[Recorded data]
════════════════════
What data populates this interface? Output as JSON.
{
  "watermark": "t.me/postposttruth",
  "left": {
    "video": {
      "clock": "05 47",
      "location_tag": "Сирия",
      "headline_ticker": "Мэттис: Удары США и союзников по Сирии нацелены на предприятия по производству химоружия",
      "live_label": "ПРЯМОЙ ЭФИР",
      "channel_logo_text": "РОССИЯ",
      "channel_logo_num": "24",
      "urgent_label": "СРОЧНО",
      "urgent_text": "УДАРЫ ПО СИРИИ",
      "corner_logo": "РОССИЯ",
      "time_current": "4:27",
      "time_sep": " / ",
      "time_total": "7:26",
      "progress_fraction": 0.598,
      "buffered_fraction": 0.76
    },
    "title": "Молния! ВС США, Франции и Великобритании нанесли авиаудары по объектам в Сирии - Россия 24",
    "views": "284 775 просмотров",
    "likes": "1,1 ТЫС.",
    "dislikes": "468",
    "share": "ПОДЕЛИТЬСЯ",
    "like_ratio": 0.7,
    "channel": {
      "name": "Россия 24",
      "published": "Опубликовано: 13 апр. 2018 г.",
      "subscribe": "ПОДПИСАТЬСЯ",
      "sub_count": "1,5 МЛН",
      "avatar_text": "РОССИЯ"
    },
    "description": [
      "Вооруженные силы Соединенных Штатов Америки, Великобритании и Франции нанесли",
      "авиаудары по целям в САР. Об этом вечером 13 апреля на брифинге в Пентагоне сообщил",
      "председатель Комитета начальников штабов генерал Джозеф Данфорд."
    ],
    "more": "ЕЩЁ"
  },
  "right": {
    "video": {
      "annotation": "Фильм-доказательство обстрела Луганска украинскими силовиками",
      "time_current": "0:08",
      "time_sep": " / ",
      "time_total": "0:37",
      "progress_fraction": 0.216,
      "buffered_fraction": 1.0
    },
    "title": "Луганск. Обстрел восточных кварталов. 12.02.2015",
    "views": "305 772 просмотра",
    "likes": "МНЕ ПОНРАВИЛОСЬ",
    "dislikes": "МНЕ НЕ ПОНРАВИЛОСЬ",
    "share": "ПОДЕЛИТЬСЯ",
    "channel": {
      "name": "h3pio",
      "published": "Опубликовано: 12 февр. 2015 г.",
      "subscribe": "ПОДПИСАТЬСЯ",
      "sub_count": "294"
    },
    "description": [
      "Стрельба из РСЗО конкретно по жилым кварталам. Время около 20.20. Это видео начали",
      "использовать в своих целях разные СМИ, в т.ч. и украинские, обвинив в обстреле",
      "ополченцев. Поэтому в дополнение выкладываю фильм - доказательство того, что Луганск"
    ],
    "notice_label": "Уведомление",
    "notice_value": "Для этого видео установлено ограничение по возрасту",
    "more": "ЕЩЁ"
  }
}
════════════════════
### [Your objective]
Output the entries exactly.

### [Answer in full]
What data populates this interface? Output as JSON.
{
  "watermark": "t.me/postposttruth",
  "left": {
    "video": {
      "clock": "05 47",
      "location_tag": "Сирия",
      "headline_ticker": "Мэттис: Удары США и союзников по Сирии нацелены на предприятия по производству химоружия",
      "live_label": "ПРЯМОЙ ЭФИР",
      "channel_logo_text": "РОССИЯ",
      "channel_logo_num": "24",
      "urgent_label": "СРОЧНО",
      "urgent_text": "УДАРЫ ПО СИРИИ",
      "corner_logo": "РОССИЯ",
      "time_current": "4:27",
      "time_sep": " / ",
      "time_total": "7:26",
      "progress_fraction": 0.598,
      "buffered_fraction": 0.76
    },
    "title": "Молния! ВС США, Франции и Великобритании нанесли авиаудары по объектам в Сирии - Россия 24",
    "views": "284 775 просмотров",
    "likes": "1,1 ТЫС.",
    "dislikes": "468",
    "share": "ПОДЕЛИТЬСЯ",
    "like_ratio": 0.7,
    "channel": {
      "name": "Россия 24",
      "published": "Опубликовано: 13 апр. 2018 г.",
      "subscribe": "ПОДПИСАТЬСЯ",
      "sub_count": "1,5 МЛН",
      "avatar_text": "РОССИЯ"
    },
    "description": [
      "Вооруженные силы Соединенных Штатов Америки, Великобритании и Франции нанесли",
      "авиаудары по целям в САР. Об этом вечером 13 апреля на брифинге в Пентагоне сообщил",
      "председатель Комитета начальников штабов генерал Джозеф Данфорд."
    ],
    "more": "ЕЩЁ"
  },
  "right": {
    "video": {
      "annotation": "Фильм-доказательство обстрела Луганска украинскими силовиками",
      "time_current": "0:08",
      "time_sep": " / ",
      "time_total": "0:37",
      "progress_fraction": 0.216,
      "buffered_fraction": 1.0
    },
    "title": "Луганск. Обстрел восточных кварталов. 12.02.2015",
    "views": "305 772 просмотра",
    "likes": "МНЕ ПОНРАВИЛОСЬ",
    "dislikes": "МНЕ НЕ ПОНРАВИЛОСЬ",
    "share": "ПОДЕЛИТЬСЯ",
    "channel": {
      "name": "h3pio",
      "published": "Опубликовано: 12 февр. 2015 г.",
      "subscribe": "ПОДПИСАТЬСЯ",
      "sub_count": "294"
    },
    "description": [
      "Стрельба из РСЗО конкретно по жилым кварталам. Время около 20.20. Это видео начали",
      "использовать в своих целях разные СМИ, в т.ч. и украинские, обвинив в обстреле",
      "ополченцев. Поэтому в дополнение выкладываю фильм - доказательство того, что Луганск"
    ],
    "notice_label": "Уведомление",
    "notice_value": "Для этого видео установлено ограничение по возрасту",
    "more": "ЕЩЁ"
  }
}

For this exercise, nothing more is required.